- [What to produce] Your answer should be one number: how many lines of the records hold the string "value".

***** Given data

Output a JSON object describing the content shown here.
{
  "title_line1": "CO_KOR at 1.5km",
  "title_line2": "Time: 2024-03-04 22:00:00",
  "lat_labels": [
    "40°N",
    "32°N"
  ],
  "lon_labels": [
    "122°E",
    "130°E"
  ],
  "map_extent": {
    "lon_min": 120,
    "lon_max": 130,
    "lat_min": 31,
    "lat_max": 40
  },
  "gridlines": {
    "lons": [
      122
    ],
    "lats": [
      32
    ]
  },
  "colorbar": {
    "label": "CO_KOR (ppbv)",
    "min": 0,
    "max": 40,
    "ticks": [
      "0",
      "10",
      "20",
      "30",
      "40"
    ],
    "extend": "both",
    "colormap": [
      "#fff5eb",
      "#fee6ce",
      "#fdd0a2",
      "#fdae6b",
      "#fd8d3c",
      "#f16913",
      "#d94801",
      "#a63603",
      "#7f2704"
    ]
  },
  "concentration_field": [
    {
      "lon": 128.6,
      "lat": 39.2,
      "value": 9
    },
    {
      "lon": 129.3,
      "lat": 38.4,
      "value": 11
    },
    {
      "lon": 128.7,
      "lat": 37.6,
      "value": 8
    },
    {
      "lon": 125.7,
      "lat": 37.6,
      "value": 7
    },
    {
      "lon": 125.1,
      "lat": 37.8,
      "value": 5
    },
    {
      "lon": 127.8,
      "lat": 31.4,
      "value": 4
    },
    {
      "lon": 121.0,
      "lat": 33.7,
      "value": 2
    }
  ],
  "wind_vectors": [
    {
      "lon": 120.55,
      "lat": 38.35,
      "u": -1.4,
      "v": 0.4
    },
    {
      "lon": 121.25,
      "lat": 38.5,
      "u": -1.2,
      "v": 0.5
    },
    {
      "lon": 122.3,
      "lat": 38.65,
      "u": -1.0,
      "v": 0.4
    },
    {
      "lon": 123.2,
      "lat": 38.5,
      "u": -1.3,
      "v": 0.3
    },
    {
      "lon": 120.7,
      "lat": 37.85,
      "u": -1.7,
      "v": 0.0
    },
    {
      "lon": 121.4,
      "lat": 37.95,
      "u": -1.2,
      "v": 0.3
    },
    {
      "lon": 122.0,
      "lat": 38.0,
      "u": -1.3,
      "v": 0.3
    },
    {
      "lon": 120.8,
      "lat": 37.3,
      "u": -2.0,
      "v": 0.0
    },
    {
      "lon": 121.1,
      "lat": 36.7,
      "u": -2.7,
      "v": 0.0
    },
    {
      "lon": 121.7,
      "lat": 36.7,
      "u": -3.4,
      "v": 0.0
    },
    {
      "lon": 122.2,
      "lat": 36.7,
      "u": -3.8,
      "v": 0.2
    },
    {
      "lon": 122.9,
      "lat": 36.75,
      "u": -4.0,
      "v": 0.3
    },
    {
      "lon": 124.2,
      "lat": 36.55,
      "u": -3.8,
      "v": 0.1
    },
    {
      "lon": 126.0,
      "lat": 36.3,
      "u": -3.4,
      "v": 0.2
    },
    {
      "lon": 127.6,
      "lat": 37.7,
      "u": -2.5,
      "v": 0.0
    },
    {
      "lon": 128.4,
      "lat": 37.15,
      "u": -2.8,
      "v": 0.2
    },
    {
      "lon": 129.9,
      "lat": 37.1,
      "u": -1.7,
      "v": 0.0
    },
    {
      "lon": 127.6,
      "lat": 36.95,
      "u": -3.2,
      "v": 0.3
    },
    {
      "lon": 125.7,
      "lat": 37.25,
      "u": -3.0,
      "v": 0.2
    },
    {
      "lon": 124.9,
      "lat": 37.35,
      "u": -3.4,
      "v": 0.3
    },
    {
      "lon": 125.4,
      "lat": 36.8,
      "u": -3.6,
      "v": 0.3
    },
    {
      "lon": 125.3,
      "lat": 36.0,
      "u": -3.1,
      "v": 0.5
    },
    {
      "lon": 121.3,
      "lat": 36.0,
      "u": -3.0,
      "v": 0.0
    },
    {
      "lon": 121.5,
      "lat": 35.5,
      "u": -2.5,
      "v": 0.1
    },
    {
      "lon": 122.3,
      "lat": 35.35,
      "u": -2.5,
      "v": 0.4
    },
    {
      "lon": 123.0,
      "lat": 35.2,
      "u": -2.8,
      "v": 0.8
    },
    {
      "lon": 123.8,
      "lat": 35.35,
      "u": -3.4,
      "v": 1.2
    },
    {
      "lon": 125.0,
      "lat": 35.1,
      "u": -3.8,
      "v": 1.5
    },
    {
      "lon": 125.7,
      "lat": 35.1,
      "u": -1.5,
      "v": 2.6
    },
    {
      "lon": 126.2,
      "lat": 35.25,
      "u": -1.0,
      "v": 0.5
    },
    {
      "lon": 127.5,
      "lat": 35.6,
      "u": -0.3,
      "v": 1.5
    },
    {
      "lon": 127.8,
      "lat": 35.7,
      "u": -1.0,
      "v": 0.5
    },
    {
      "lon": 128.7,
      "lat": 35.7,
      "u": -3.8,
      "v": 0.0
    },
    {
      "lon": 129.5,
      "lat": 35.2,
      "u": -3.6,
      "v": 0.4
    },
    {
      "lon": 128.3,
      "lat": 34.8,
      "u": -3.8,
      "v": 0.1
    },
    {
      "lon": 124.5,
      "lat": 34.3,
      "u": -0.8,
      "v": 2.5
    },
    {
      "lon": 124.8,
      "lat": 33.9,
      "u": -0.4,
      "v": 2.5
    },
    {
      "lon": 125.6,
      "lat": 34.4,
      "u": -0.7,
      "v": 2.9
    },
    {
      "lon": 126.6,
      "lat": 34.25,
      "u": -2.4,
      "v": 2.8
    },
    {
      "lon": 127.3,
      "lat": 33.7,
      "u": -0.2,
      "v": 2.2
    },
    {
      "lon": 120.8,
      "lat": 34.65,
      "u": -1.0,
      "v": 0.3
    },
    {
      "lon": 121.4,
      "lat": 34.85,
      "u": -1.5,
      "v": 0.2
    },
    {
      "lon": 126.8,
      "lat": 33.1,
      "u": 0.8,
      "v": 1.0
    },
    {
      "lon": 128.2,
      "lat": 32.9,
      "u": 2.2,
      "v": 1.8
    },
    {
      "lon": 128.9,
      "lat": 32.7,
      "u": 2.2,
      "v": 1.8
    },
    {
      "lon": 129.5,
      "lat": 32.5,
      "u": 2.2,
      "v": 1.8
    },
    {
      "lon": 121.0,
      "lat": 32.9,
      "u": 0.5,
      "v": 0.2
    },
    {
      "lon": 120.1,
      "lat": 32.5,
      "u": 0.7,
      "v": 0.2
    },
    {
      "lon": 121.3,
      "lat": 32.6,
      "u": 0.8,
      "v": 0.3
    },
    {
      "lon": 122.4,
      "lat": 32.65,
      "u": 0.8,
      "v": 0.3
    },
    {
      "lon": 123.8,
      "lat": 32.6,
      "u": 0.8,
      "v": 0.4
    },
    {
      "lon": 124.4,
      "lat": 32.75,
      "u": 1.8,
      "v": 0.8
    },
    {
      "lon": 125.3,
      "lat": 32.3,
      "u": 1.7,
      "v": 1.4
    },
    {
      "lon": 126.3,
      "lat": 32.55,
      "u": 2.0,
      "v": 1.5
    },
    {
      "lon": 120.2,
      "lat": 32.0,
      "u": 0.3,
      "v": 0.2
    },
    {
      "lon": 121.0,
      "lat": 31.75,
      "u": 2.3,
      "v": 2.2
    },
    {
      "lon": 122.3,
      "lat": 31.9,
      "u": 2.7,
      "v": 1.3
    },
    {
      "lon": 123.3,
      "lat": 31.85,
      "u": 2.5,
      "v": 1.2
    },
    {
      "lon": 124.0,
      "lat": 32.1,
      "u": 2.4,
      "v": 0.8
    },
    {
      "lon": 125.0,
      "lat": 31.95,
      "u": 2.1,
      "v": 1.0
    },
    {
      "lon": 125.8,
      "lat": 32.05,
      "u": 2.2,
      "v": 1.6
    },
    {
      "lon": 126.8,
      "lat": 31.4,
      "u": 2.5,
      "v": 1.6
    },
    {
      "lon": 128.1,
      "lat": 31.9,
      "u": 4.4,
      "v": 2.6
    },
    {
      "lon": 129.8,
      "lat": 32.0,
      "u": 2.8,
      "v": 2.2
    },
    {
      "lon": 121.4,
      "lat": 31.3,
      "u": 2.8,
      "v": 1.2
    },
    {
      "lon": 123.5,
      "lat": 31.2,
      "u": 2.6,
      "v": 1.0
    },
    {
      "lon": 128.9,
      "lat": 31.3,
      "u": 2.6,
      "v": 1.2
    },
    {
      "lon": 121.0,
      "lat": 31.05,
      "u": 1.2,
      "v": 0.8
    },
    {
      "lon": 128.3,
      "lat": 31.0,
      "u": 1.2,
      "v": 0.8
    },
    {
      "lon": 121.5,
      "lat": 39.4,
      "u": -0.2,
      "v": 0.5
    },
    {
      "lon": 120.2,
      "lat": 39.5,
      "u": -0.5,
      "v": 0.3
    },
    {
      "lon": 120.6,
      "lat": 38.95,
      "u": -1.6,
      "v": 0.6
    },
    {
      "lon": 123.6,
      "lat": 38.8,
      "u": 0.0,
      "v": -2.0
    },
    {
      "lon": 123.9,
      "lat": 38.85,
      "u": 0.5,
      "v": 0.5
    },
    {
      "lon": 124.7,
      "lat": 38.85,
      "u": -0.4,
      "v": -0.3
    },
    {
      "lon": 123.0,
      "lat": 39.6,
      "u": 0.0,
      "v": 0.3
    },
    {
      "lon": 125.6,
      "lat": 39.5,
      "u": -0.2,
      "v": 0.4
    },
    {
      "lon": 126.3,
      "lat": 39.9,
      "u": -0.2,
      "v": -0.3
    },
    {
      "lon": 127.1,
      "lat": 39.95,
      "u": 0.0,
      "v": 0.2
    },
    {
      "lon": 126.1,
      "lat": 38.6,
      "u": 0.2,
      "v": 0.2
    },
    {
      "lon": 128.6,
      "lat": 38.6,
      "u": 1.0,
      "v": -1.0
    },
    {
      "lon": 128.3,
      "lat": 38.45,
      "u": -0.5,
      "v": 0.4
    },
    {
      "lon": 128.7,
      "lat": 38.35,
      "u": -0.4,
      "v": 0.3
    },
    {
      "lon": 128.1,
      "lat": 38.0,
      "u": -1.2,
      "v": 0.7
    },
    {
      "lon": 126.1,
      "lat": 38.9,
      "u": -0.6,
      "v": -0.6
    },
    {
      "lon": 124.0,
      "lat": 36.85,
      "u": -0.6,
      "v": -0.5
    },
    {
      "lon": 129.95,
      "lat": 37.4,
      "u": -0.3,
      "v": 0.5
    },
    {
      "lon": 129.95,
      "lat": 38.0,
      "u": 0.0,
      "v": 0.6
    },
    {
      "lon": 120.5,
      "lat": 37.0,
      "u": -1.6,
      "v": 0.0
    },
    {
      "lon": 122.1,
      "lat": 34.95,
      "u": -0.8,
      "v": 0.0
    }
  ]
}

**********

- [Task response] 7